(Part of a data file)

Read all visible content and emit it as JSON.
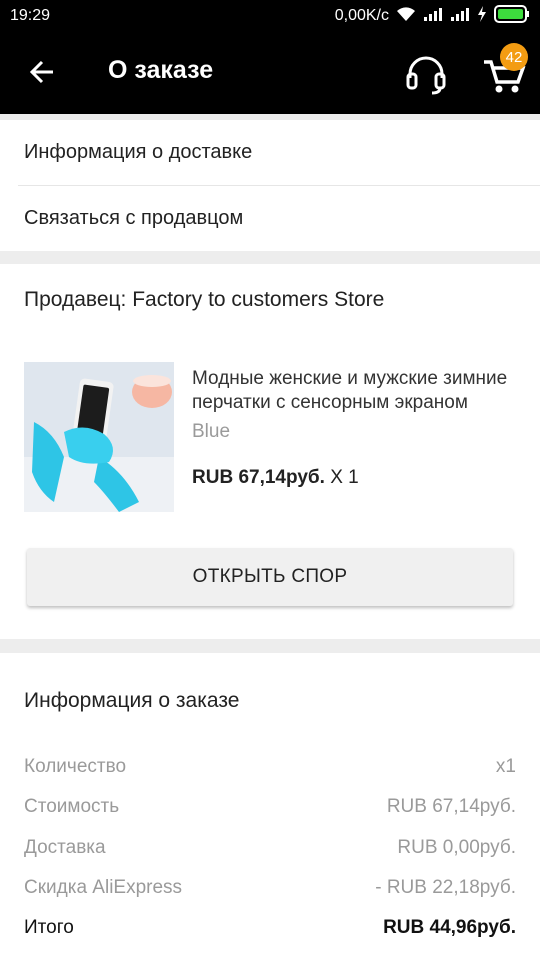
{
  "status_bar": {
    "time": "19:29",
    "speed": "0,00K/c",
    "icons": [
      "wifi-icon",
      "signal-icon",
      "signal-icon",
      "charging-icon",
      "battery-icon"
    ]
  },
  "app_bar": {
    "title": "О заказе",
    "back_icon": "arrow-left-icon",
    "support_icon": "headset-icon",
    "cart_icon": "cart-icon",
    "cart_count": "42",
    "accent": "#f39c12"
  },
  "links": {
    "delivery_info": "Информация о доставке",
    "contact_seller": "Связаться с продавцом"
  },
  "order": {
    "seller": "Продавец: Factory to customers Store",
    "product": {
      "name": "Модные женские и мужские зимние перчатки с сенсорным экраном",
      "variant": "Blue",
      "price": "RUB 67,14руб.",
      "qty": "X 1"
    },
    "dispute_button": "ОТКРЫТЬ СПОР"
  },
  "order_info": {
    "title": "Информация о заказе",
    "rows": [
      {
        "label": "Количество",
        "value": "x1"
      },
      {
        "label": "Стоимость",
        "value": "RUB 67,14руб."
      },
      {
        "label": "Доставка",
        "value": "RUB 0,00руб."
      },
      {
        "label": "Скидка AliExpress",
        "value": "- RUB 22,18руб."
      },
      {
        "label": "Итого",
        "value": "RUB 44,96руб."
      }
    ]
  }
}
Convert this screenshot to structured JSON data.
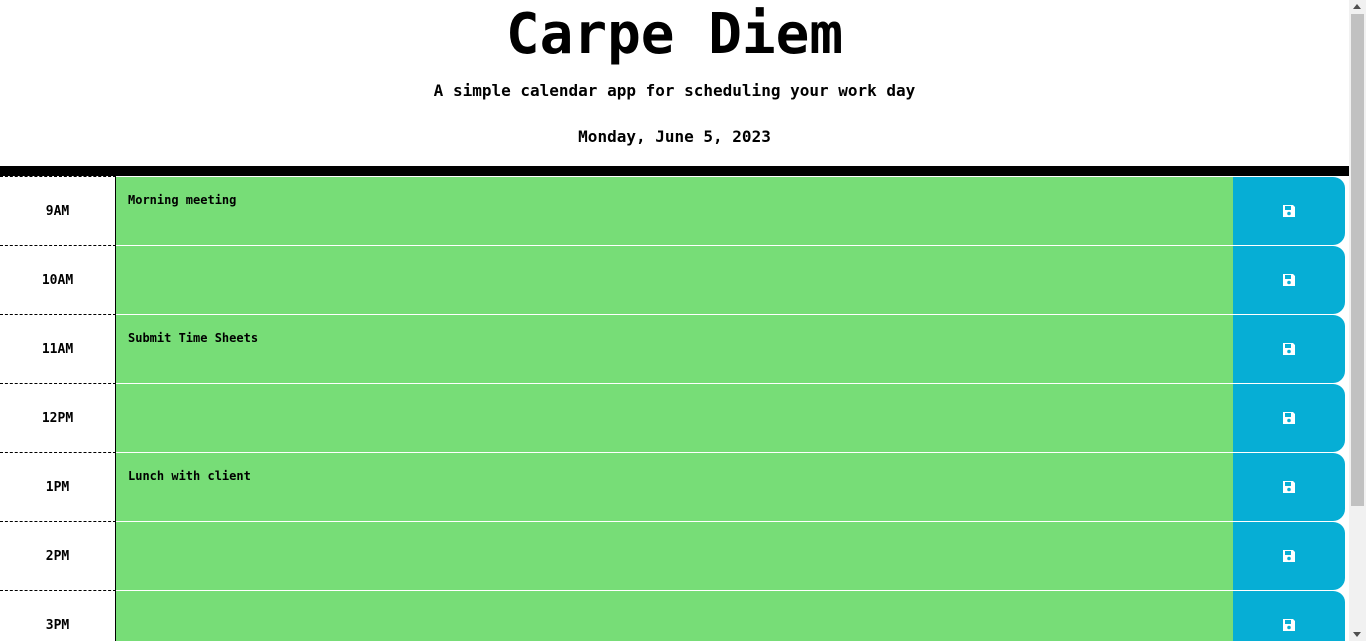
{
  "header": {
    "title": "Carpe Diem",
    "subtitle": "A simple calendar app for scheduling your work day",
    "current_day": "Monday, June 5, 2023"
  },
  "colors": {
    "present_past_future_block": "#77dd77",
    "save_button": "#06aed5",
    "header_border": "#000000"
  },
  "time_blocks": [
    {
      "hour": "9AM",
      "description": "Morning meeting",
      "save_icon": "floppy-disk-icon"
    },
    {
      "hour": "10AM",
      "description": "",
      "save_icon": "floppy-disk-icon"
    },
    {
      "hour": "11AM",
      "description": "Submit Time Sheets",
      "save_icon": "floppy-disk-icon"
    },
    {
      "hour": "12PM",
      "description": "",
      "save_icon": "floppy-disk-icon"
    },
    {
      "hour": "1PM",
      "description": "Lunch with client",
      "save_icon": "floppy-disk-icon"
    },
    {
      "hour": "2PM",
      "description": "",
      "save_icon": "floppy-disk-icon"
    },
    {
      "hour": "3PM",
      "description": "",
      "save_icon": "floppy-disk-icon"
    }
  ]
}
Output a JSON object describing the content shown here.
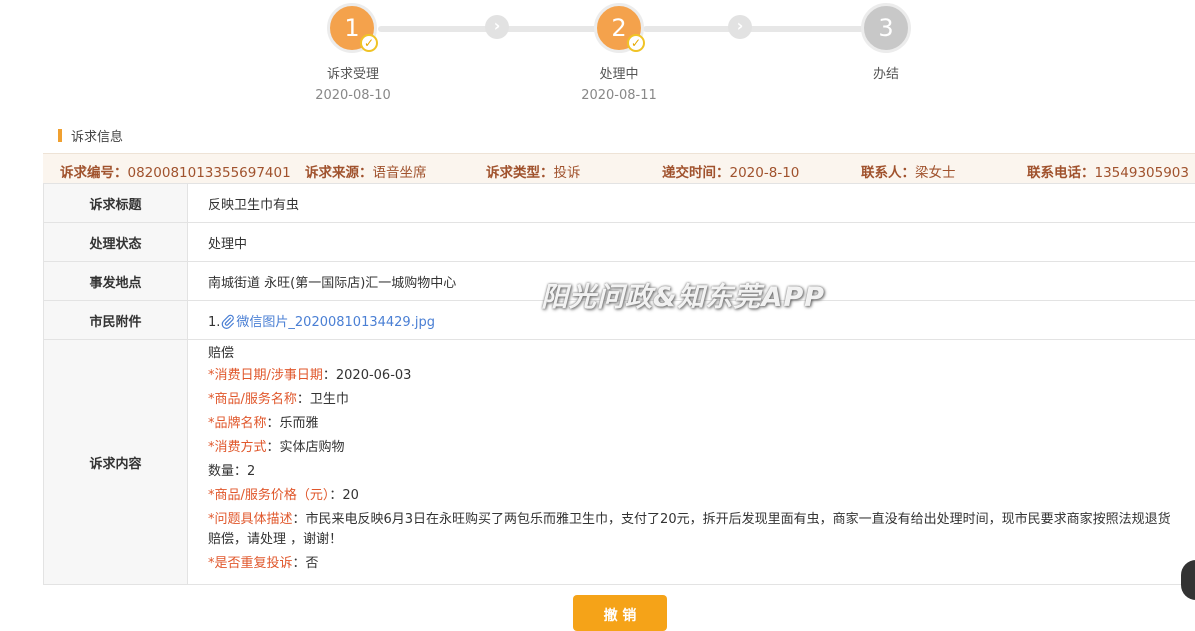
{
  "steps": [
    {
      "number": "1",
      "label": "诉求受理",
      "date": "2020-08-10",
      "done": true
    },
    {
      "number": "2",
      "label": "处理中",
      "date": "2020-08-11",
      "done": true
    },
    {
      "number": "3",
      "label": "办结",
      "date": "",
      "done": false
    }
  ],
  "check_glyph": "✓",
  "arrow_glyph": "›",
  "section_title": "诉求信息",
  "info_bar": {
    "id_key": "诉求编号：",
    "id_value": "082008101335569740​1",
    "source_key": "诉求来源：",
    "source_value": "语音坐席",
    "type_key": "诉求类型：",
    "type_value": "投诉",
    "time_key": "递交时间：",
    "time_value": "2020-8-10",
    "contact_key": "联系人：",
    "contact_value": "梁女士",
    "phone_key": "联系电话：",
    "phone_value": "13549305903"
  },
  "rows": {
    "title_label": "诉求标题",
    "title_value": "反映卫生巾有虫",
    "status_label": "处理状态",
    "status_value": "处理中",
    "location_label": "事发地点",
    "location_value": "南城街道 永旺(第一国际店)汇一城购物中心",
    "attachment_label": "市民附件",
    "attachment_index": "1.",
    "attachment_icon": "paperclip-icon",
    "attachment_name": "微信图片_20200810134429.jpg",
    "content_label": "诉求内容"
  },
  "content": {
    "line0": "赔偿",
    "consume_date_key": "*消费日期/涉事日期",
    "consume_date_value": "：2020-06-03",
    "product_key": "*商品/服务名称",
    "product_value": "：卫生巾",
    "brand_key": "*品牌名称",
    "brand_value": "：乐而雅",
    "method_key": "*消费方式",
    "method_value": "：实体店购物",
    "quantity": "数量：2",
    "price_key": "*商品/服务价格（元）",
    "price_value": "：20",
    "desc_key": "*问题具体描述",
    "desc_value": "：市民来电反映6月3日在永旺购买了两包乐而雅卫生巾，支付了20元，拆开后发现里面有虫，商家一直没有给出处理时间，现市民要求商家按照法规退货赔偿，请处理 ，谢谢！",
    "repeat_key": "*是否重复投诉",
    "repeat_value": "：否"
  },
  "watermark": "阳光问政&知东莞APP",
  "cancel_label": "撤 销",
  "colors": {
    "accent": "#f4a24c",
    "info_text": "#a0522d",
    "required": "#e0572b",
    "link": "#4a7fd4",
    "button": "#f5a318"
  }
}
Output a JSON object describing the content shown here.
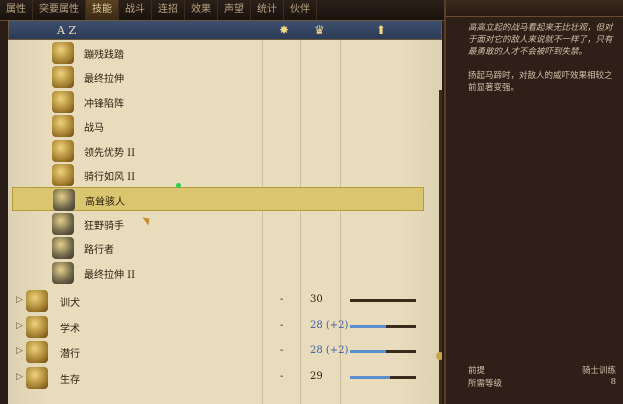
{
  "tabs": [
    {
      "label": "属性",
      "active": false
    },
    {
      "label": "突要属性",
      "active": false
    },
    {
      "label": "技能",
      "active": true
    },
    {
      "label": "战斗",
      "active": false
    },
    {
      "label": "连招",
      "active": false
    },
    {
      "label": "效果",
      "active": false
    },
    {
      "label": "声望",
      "active": false
    },
    {
      "label": "统计",
      "active": false
    },
    {
      "label": "伙伴",
      "active": false
    }
  ],
  "columns": {
    "sort_label": "A Z",
    "icons": [
      "sun-icon",
      "crown-icon",
      "arrow-up-icon"
    ]
  },
  "perks": [
    {
      "label": "蹦残践踏",
      "selected": false,
      "icon": "horse-trample-icon"
    },
    {
      "label": "最终拉伸",
      "selected": false,
      "icon": "horse-rear-icon"
    },
    {
      "label": "冲锋陷阵",
      "selected": false,
      "icon": "charge-icon"
    },
    {
      "label": "战马",
      "selected": false,
      "icon": "warhorse-icon"
    },
    {
      "label": "领先优势 II",
      "selected": false,
      "icon": "lead-icon"
    },
    {
      "label": "骑行如风 II",
      "selected": false,
      "icon": "ride-wind-icon"
    },
    {
      "label": "高耸骇人",
      "selected": true,
      "icon": "towering-icon"
    },
    {
      "label": "狂野骑手",
      "selected": false,
      "icon": "wild-rider-icon"
    },
    {
      "label": "路行者",
      "selected": false,
      "icon": "wayfarer-icon"
    },
    {
      "label": "最终拉伸 II",
      "selected": false,
      "icon": "horse-rear-2-icon"
    }
  ],
  "skills": [
    {
      "label": "训犬",
      "dash": "-",
      "value": "30",
      "blue": false,
      "progress": 0.0
    },
    {
      "label": "学术",
      "dash": "-",
      "value": "28 (+2)",
      "blue": true,
      "progress": 0.55
    },
    {
      "label": "潜行",
      "dash": "-",
      "value": "28 (+2)",
      "blue": true,
      "progress": 0.55
    },
    {
      "label": "生存",
      "dash": "-",
      "value": "29",
      "blue": false,
      "progress": 0.6
    }
  ],
  "info": {
    "flavor": "高高立起的战马看起来无比壮观，但对于面对它的敌人来说就不一样了，只有最勇敢的人才不会被吓到失禁。",
    "effect": "扬起马蹄时，对敌人的威吓效果相较之前显著变强。",
    "requirement_label": "前提",
    "requirement_value": "骑士训练",
    "level_label": "所需等级",
    "level_value": "8"
  },
  "colors": {
    "accent": "#d9c66e",
    "panel": "#e8dcbc",
    "dark": "#2e2019",
    "blue": "#3d5ea8"
  }
}
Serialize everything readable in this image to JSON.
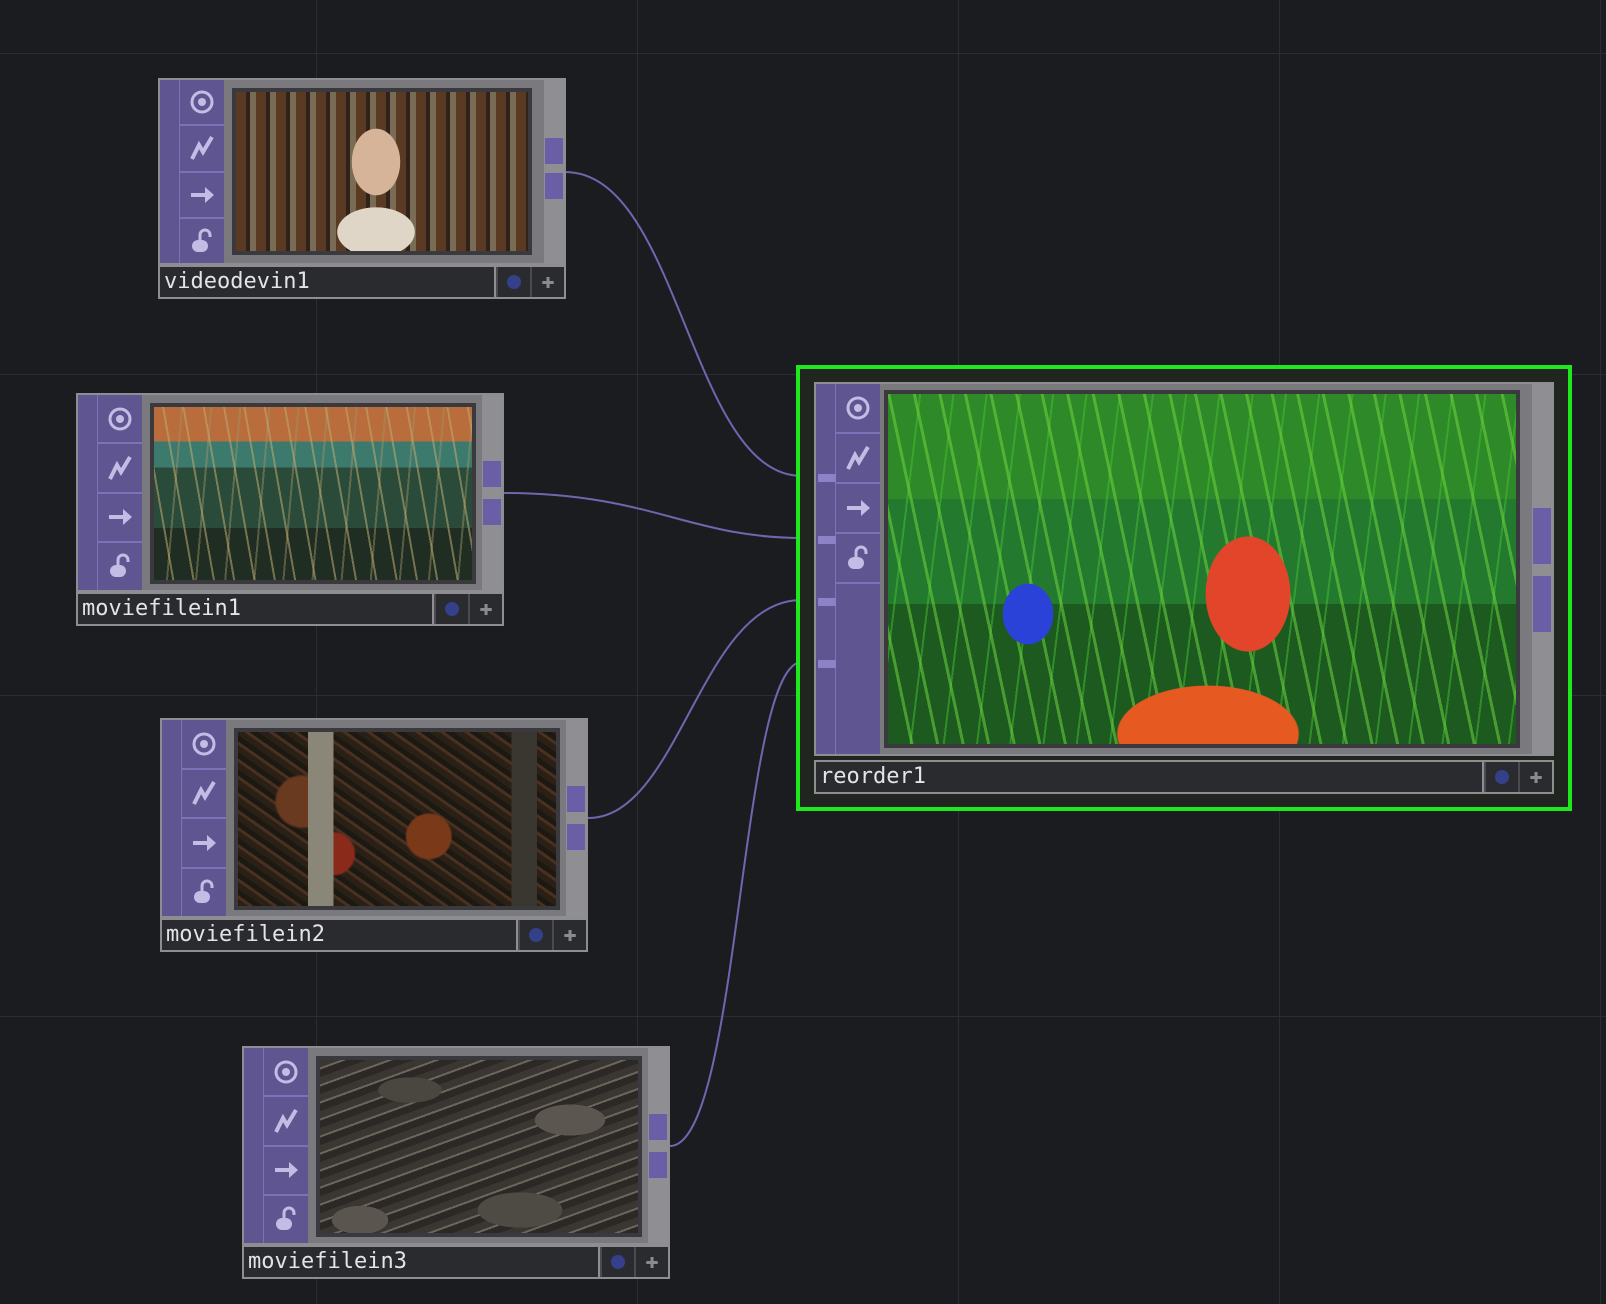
{
  "network": {
    "nodes": [
      {
        "name": "videodevin1",
        "thumbnail": "webcam-image"
      },
      {
        "name": "moviefilein1",
        "thumbnail": "grass-image"
      },
      {
        "name": "moviefilein2",
        "thumbnail": "forest-image"
      },
      {
        "name": "moviefilein3",
        "thumbnail": "rocks-image"
      },
      {
        "name": "reorder1",
        "thumbnail": "composite-image",
        "selected": true
      }
    ],
    "connections": [
      {
        "from": "videodevin1",
        "to": "reorder1"
      },
      {
        "from": "moviefilein1",
        "to": "reorder1"
      },
      {
        "from": "moviefilein2",
        "to": "reorder1"
      },
      {
        "from": "moviefilein3",
        "to": "reorder1"
      }
    ]
  },
  "colors": {
    "background": "#1b1c20",
    "operator_accent": "#5f5590",
    "wire": "#6f66b0",
    "selection": "#1ee81e",
    "viewer_dot": "#34418a"
  },
  "icons": [
    "viewer-icon",
    "bypass-icon",
    "display-icon",
    "lock-icon",
    "viewer-toggle-icon",
    "plus-icon"
  ]
}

* [The problem]
Copy out all lines from the material above that contain the string "JSON".

* [Correct result]
Read all visible content and emit it as JSON.
Convert this screenshot to structured JSON data.
Output a JSON object describing the content shown here.
Output a JSON object describing the content shown here.
Serialize everything readable in this image to JSON.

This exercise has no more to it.